— Begin EXTRACTED ENTRIES —

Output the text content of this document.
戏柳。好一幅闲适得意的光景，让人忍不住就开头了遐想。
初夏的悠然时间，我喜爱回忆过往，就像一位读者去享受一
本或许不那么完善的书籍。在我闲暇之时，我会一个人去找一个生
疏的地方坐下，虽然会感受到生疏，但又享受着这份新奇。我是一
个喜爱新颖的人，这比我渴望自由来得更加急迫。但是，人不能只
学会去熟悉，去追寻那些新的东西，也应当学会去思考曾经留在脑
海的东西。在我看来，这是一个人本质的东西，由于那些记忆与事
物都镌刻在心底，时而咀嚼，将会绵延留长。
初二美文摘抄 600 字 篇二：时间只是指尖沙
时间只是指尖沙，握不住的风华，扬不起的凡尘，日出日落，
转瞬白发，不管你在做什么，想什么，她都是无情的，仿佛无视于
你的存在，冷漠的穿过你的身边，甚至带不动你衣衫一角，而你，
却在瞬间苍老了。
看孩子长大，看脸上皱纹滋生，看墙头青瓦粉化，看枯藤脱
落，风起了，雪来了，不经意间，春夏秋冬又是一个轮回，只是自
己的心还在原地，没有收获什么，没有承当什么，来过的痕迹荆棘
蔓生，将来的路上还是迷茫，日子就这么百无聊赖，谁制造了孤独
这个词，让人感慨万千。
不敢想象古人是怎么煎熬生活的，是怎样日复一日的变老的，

— End EXTRACTED ENTRIES —

REQUIREMENT: Copy out each line exactly as written.

EXERCISE SOLUTION:
Output the text content of this document.
戏柳。好一幅闲适得意的光景，让人忍不住就开头了遐想。
初夏的悠然时间，我喜爱回忆过往，就像一位读者去享受一
本或许不那么完善的书籍。在我闲暇之时，我会一个人去找一个生
疏的地方坐下，虽然会感受到生疏，但又享受着这份新奇。我是一
个喜爱新颖的人，这比我渴望自由来得更加急迫。但是，人不能只
学会去熟悉，去追寻那些新的东西，也应当学会去思考曾经留在脑
海的东西。在我看来，这是一个人本质的东西，由于那些记忆与事
物都镌刻在心底，时而咀嚼，将会绵延留长。
初二美文摘抄 600 字 篇二：时间只是指尖沙
时间只是指尖沙，握不住的风华，扬不起的凡尘，日出日落，
转瞬白发，不管你在做什么，想什么，她都是无情的，仿佛无视于
你的存在，冷漠的穿过你的身边，甚至带不动你衣衫一角，而你，
却在瞬间苍老了。
看孩子长大，看脸上皱纹滋生，看墙头青瓦粉化，看枯藤脱
落，风起了，雪来了，不经意间，春夏秋冬又是一个轮回，只是自
己的心还在原地，没有收获什么，没有承当什么，来过的痕迹荆棘
蔓生，将来的路上还是迷茫，日子就这么百无聊赖，谁制造了孤独
这个词，让人感慨万千。
不敢想象古人是怎么煎熬生活的，是怎样日复一日的变老的，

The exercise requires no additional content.